:: Written exercise ::
Return the complete listing that follows, with each line reproduced exactly.

[Data records]
* Begin *

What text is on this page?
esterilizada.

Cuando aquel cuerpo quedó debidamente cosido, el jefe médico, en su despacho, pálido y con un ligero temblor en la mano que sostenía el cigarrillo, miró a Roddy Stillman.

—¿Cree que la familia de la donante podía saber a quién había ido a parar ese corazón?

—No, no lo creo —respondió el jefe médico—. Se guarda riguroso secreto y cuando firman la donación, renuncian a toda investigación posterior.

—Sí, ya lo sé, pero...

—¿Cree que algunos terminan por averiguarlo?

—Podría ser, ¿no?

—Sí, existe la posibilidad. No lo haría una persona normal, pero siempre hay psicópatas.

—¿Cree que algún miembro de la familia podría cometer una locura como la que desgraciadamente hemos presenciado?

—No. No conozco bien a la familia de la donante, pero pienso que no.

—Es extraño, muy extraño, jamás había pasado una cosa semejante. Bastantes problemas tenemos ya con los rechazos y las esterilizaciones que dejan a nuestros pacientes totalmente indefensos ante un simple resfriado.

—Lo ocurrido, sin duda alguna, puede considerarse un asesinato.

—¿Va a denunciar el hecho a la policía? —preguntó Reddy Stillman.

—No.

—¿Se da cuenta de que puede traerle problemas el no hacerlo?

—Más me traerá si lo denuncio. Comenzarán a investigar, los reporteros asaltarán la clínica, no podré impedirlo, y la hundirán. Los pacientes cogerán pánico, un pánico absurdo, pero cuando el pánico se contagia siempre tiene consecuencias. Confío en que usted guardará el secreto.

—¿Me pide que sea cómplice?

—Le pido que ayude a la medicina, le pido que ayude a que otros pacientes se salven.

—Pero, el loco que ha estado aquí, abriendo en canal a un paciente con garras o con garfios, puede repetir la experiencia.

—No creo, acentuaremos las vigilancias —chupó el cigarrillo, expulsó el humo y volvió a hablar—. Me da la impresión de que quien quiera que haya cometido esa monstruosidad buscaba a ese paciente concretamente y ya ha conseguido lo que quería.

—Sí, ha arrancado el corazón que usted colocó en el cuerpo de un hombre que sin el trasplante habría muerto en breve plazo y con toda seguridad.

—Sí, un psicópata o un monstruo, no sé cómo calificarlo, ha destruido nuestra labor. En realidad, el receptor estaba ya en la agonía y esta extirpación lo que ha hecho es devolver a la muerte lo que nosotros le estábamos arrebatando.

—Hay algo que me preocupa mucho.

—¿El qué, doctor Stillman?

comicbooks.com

* End *

:: Task output ::
What text is on this page?
esterilizada.

Cuando aquel cuerpo quedó debidamente cosido, el jefe médico, en su despacho, pálido y con un ligero temblor en la mano que sostenía el cigarrillo, miró a Roddy Stillman.

—¿Cree que la familia de la donante podía saber a quién había ido a parar ese corazón?

—No, no lo creo —respondió el jefe médico—. Se guarda riguroso secreto y cuando firman la donación, renuncian a toda investigación posterior.

—Sí, ya lo sé, pero...

—¿Cree que algunos terminan por averiguarlo?

—Podría ser, ¿no?

—Sí, existe la posibilidad. No lo haría una persona normal, pero siempre hay psicópatas.

—¿Cree que algún miembro de la familia podría cometer una locura como la que desgraciadamente hemos presenciado?

—No. No conozco bien a la familia de la donante, pero pienso que no.

—Es extraño, muy extraño, jamás había pasado una cosa semejante. Bastantes problemas tenemos ya con los rechazos y las esterilizaciones que dejan a nuestros pacientes totalmente indefensos ante un simple resfriado.

—Lo ocurrido, sin duda alguna, puede considerarse un asesinato.

—¿Va a denunciar el hecho a la policía? —preguntó Reddy Stillman.

—No.

—¿Se da cuenta de que puede traerle problemas el no hacerlo?

—Más me traerá si lo denuncio. Comenzarán a investigar, los reporteros asaltarán la clínica, no podré impedirlo, y la hundirán. Los pacientes cogerán pánico, un pánico absurdo, pero cuando el pánico se contagia siempre tiene consecuencias. Confío en que usted guardará el secreto.

—¿Me pide que sea cómplice?

—Le pido que ayude a la medicina, le pido que ayude a que otros pacientes se salven.

—Pero, el loco que ha estado aquí, abriendo en canal a un paciente con garras o con garfios, puede repetir la experiencia.

—No creo, acentuaremos las vigilancias —chupó el cigarrillo, expulsó el humo y volvió a hablar—. Me da la impresión de que quien quiera que haya cometido esa monstruosidad buscaba a ese paciente concretamente y ya ha conseguido lo que quería.

—Sí, ha arrancado el corazón que usted colocó en el cuerpo de un hombre que sin el trasplante habría muerto en breve plazo y con toda seguridad.

—Sí, un psicópata o un monstruo, no sé cómo calificarlo, ha destruido nuestra labor. En realidad, el receptor estaba ya en la agonía y esta extirpación lo que ha hecho es devolver a la muerte lo que nosotros le estábamos arrebatando.

—Hay algo que me preocupa mucho.

—¿El qué, doctor Stillman?

comicbooks.com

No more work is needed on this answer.